Dataset listings of figures
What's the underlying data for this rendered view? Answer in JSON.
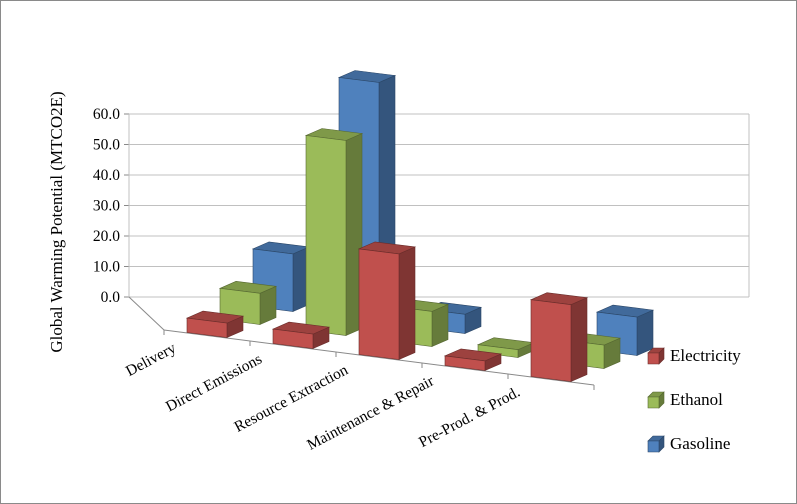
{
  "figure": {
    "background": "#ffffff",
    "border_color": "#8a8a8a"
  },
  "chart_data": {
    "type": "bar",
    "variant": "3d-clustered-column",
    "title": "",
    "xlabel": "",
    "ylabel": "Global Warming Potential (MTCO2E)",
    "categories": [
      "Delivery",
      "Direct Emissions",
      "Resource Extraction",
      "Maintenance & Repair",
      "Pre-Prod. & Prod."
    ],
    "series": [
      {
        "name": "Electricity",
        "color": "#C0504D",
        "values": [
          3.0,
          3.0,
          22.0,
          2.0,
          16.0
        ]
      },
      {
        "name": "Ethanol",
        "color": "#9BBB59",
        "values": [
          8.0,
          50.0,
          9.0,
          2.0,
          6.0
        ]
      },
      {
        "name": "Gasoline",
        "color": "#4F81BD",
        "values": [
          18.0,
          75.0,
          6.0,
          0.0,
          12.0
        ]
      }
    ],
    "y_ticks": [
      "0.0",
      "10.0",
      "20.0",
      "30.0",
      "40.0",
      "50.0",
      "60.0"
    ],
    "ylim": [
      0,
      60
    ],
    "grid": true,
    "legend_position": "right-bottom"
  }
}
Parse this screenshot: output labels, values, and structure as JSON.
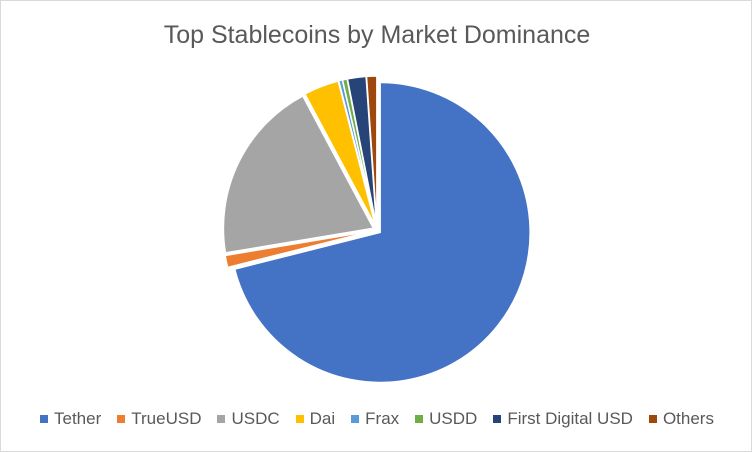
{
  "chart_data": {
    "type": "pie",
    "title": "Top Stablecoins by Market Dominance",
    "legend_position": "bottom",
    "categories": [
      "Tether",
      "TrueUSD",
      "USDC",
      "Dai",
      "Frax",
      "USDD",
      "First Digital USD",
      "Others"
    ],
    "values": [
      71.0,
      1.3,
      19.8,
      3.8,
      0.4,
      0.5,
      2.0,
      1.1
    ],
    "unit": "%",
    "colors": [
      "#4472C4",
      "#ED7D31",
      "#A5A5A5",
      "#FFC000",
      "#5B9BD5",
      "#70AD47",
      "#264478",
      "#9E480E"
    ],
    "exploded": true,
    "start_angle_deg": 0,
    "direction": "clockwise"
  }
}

● Stated problem
Filter the records for lines holding the string "bottom". Copy each one.

● The solution
    "legend_position": "right-bottom"
    "legend_position": "bottom",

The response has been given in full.